**Work to do**:
Would you transcribe the whole listing exactly, minus its pictures?

**Given records**:
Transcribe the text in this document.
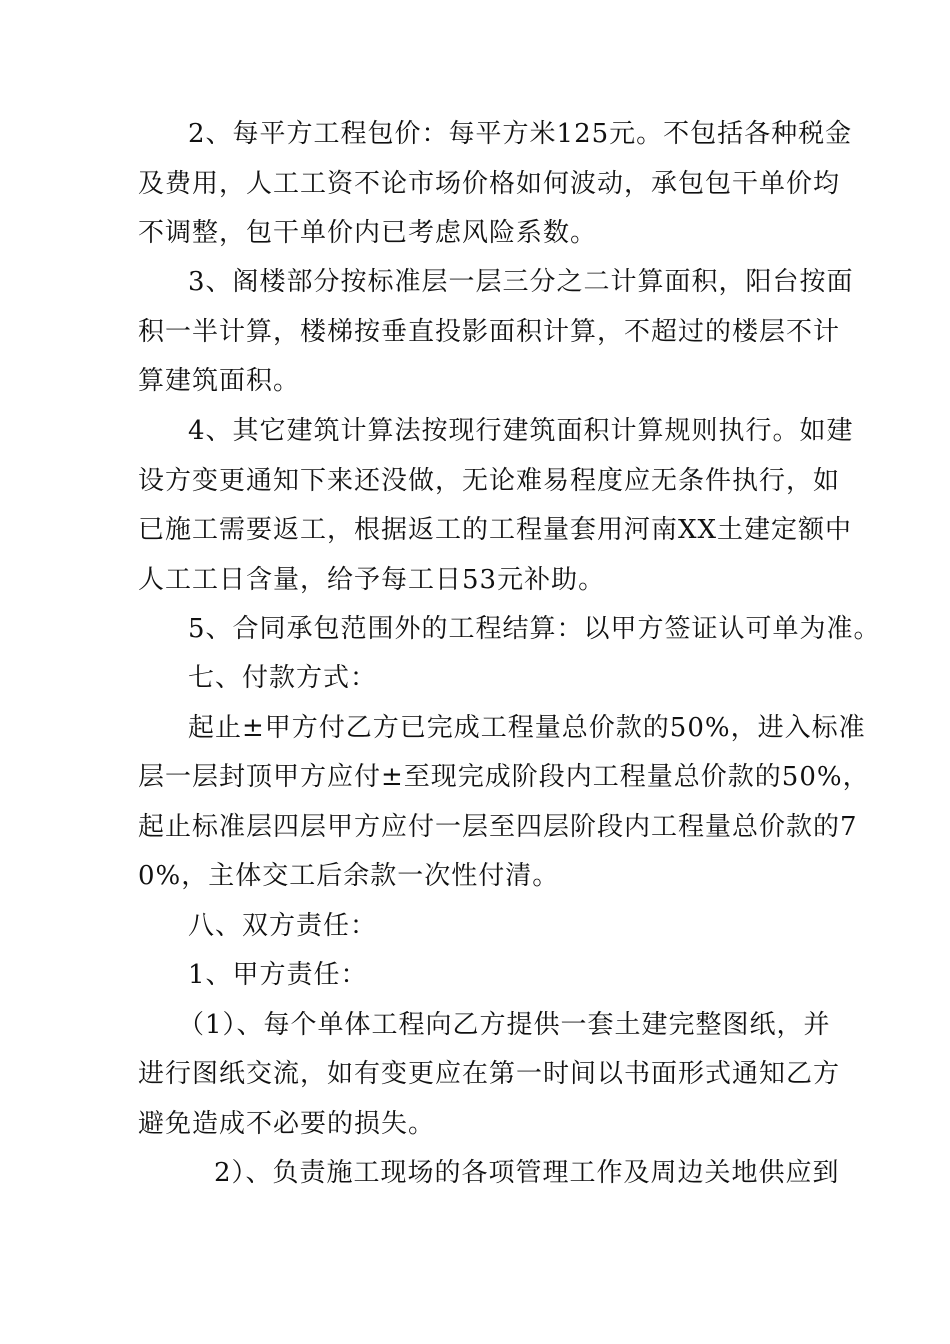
2、每平方工程包价：每平方米125元。不包括各种税金
及费用，人工工资不论市场价格如何波动，承包包干单价均
不调整，包干单价内已考虑风险系数。
3、阁楼部分按标准层一层三分之二计算面积，阳台按面
积一半计算，楼梯按垂直投影面积计算，不超过的楼层不计
算建筑面积。
4、其它建筑计算法按现行建筑面积计算规则执行。如建
设方变更通知下来还没做，无论难易程度应无条件执行，如
已施工需要返工，根据返工的工程量套用河南XX土建定额中
人工工日含量，给予每工日53元补助。
5、合同承包范围外的工程结算：以甲方签证认可单为准。
七、付款方式：
起止±甲方付乙方已完成工程量总价款的50%，进入标准
层一层封顶甲方应付±至现完成阶段内工程量总价款的50%，
起止标准层四层甲方应付一层至四层阶段内工程量总价款的7
0%，主体交工后余款一次性付清。
八、双方责任：
1、甲方责任：
（1）、每个单体工程向乙方提供一套土建完整图纸，并
进行图纸交流，如有变更应在第一时间以书面形式通知乙方
避免造成不必要的损失。
2）、负责施工现场的各项管理工作及周边关地供应到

**Complete output**:
Transcribe the text in this document.
2、每平方工程包价：每平方米125元。不包括各种税金
及费用，人工工资不论市场价格如何波动，承包包干单价均
不调整，包干单价内已考虑风险系数。
3、阁楼部分按标准层一层三分之二计算面积，阳台按面
积一半计算，楼梯按垂直投影面积计算，不超过的楼层不计
算建筑面积。
4、其它建筑计算法按现行建筑面积计算规则执行。如建
设方变更通知下来还没做，无论难易程度应无条件执行，如
已施工需要返工，根据返工的工程量套用河南XX土建定额中
人工工日含量，给予每工日53元补助。
5、合同承包范围外的工程结算：以甲方签证认可单为准。
七、付款方式：
起止±甲方付乙方已完成工程量总价款的50%，进入标准
层一层封顶甲方应付±至现完成阶段内工程量总价款的50%，
起止标准层四层甲方应付一层至四层阶段内工程量总价款的7
0%，主体交工后余款一次性付清。
八、双方责任：
1、甲方责任：
（1）、每个单体工程向乙方提供一套土建完整图纸，并
进行图纸交流，如有变更应在第一时间以书面形式通知乙方
避免造成不必要的损失。
2）、负责施工现场的各项管理工作及周边关地供应到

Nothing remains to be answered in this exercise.